__WRITTEN PROBLEM__
Count how many lines of the material hold "while". Respond with that number alone.

__RECORD SET__

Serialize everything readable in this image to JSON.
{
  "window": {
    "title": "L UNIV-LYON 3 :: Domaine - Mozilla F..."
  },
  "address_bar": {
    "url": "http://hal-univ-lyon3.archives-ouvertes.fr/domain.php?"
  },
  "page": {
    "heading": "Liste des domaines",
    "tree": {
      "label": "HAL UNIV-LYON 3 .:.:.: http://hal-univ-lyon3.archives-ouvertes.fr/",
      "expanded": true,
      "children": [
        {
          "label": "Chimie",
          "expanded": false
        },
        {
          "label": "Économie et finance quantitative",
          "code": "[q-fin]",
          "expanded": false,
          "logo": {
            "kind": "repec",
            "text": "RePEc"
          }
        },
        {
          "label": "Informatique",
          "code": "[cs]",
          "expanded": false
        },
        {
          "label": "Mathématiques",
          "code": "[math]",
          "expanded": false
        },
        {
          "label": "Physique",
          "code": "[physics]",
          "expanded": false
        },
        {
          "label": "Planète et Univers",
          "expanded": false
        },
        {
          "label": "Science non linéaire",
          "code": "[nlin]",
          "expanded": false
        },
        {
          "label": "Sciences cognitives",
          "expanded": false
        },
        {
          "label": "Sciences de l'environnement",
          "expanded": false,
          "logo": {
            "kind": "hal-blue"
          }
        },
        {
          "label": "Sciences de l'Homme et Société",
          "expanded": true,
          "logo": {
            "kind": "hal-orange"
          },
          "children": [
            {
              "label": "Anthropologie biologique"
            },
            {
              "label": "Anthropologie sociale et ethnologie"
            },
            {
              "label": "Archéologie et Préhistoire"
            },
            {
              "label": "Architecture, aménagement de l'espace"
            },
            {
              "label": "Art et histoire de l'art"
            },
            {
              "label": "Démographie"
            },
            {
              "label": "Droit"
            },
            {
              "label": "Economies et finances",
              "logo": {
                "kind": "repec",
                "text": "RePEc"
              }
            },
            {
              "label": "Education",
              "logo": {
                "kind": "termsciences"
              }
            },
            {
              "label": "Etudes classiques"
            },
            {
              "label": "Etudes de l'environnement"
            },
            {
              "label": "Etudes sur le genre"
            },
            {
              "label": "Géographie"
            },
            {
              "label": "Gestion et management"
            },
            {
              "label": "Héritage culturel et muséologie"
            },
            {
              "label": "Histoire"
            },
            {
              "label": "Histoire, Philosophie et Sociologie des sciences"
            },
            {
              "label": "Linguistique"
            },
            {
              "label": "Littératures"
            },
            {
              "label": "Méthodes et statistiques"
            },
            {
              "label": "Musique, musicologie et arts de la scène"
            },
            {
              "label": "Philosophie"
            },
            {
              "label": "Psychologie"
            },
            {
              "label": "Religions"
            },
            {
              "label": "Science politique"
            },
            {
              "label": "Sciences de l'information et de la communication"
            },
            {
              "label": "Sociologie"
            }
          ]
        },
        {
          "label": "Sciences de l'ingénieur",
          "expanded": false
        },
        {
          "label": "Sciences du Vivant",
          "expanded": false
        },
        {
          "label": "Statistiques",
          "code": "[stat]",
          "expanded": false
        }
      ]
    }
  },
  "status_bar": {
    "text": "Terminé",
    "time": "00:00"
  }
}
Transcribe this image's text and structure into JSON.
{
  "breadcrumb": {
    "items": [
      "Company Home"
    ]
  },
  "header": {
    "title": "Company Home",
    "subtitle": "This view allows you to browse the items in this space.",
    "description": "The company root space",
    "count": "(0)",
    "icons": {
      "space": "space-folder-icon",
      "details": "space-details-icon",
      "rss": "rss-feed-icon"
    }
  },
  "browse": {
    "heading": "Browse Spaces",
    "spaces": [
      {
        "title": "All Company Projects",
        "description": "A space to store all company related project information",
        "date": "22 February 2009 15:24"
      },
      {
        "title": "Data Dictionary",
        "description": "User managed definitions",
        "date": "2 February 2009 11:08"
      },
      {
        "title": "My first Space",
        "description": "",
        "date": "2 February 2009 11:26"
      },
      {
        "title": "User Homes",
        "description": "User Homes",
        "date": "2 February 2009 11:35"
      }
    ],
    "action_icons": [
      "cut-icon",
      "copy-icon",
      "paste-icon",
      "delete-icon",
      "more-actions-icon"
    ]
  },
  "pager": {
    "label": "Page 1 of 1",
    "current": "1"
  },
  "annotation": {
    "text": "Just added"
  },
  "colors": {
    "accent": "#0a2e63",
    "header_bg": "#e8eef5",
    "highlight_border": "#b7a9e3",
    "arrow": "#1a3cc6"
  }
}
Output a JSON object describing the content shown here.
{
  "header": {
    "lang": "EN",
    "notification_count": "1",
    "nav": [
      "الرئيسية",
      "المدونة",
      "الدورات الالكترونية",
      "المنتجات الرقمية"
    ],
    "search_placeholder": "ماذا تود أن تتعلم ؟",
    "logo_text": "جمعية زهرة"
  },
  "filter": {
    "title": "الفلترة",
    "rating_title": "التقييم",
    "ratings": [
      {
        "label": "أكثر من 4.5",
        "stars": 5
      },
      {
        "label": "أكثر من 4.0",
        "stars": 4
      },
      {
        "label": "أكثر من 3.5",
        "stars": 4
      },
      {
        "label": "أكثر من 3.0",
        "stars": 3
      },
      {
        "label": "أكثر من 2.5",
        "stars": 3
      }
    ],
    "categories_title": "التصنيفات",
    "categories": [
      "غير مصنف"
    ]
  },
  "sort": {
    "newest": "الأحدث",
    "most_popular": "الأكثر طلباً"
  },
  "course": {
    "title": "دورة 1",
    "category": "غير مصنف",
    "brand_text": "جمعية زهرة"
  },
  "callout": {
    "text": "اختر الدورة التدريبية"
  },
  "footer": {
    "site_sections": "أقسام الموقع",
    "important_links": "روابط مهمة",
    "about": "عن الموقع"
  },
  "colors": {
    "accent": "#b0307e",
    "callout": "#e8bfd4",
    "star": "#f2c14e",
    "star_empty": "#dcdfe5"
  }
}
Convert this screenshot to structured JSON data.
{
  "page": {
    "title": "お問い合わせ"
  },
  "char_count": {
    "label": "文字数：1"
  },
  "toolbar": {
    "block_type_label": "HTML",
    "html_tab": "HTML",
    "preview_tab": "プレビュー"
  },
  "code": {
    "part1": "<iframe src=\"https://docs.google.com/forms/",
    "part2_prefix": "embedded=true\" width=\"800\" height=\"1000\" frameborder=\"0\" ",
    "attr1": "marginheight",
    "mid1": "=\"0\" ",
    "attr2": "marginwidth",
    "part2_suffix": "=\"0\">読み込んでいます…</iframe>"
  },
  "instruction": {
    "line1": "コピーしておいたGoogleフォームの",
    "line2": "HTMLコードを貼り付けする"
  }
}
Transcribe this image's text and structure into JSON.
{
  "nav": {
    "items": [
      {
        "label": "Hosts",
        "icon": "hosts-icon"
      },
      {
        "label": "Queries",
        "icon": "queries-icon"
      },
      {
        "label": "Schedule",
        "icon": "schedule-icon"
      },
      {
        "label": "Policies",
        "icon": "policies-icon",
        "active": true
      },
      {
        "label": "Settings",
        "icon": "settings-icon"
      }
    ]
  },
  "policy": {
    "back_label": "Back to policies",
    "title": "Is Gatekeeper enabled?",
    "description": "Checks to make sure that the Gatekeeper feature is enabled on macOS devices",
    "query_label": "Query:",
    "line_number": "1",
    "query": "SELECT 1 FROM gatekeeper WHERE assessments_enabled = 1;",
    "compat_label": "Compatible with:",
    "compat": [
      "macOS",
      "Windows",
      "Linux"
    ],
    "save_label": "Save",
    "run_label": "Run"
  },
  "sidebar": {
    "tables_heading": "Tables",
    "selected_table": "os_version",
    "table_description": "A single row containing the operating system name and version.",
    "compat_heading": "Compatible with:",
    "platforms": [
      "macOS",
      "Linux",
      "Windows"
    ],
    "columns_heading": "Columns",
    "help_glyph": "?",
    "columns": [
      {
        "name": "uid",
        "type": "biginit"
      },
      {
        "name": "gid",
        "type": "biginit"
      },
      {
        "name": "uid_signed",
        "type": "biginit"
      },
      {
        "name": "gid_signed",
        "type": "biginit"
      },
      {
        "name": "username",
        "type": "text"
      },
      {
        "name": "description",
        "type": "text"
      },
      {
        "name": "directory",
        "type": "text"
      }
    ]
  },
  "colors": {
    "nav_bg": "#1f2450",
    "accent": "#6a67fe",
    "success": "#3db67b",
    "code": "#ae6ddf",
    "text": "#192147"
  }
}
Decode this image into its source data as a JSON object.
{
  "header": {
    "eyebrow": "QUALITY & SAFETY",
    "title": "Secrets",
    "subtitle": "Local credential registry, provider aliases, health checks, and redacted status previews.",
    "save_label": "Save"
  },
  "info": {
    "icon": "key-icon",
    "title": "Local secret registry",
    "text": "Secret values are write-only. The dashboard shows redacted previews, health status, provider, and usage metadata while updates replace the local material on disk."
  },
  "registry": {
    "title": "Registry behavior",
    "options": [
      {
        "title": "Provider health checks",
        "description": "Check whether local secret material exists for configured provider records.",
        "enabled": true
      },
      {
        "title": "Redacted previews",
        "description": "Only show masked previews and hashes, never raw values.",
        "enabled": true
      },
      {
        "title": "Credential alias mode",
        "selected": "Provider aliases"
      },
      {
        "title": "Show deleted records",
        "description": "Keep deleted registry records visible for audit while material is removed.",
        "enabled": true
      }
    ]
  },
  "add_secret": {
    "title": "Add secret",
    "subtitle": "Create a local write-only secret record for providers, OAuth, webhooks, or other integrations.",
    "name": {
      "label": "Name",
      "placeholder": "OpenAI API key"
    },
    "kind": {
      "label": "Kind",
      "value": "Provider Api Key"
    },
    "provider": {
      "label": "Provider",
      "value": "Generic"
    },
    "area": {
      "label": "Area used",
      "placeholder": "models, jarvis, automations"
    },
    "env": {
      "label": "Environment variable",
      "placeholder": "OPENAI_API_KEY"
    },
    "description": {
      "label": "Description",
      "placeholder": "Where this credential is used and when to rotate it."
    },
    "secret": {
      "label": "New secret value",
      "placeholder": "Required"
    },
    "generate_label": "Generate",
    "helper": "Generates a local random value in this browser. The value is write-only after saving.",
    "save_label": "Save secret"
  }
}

__ANSWER TO THE PROBLEM__
2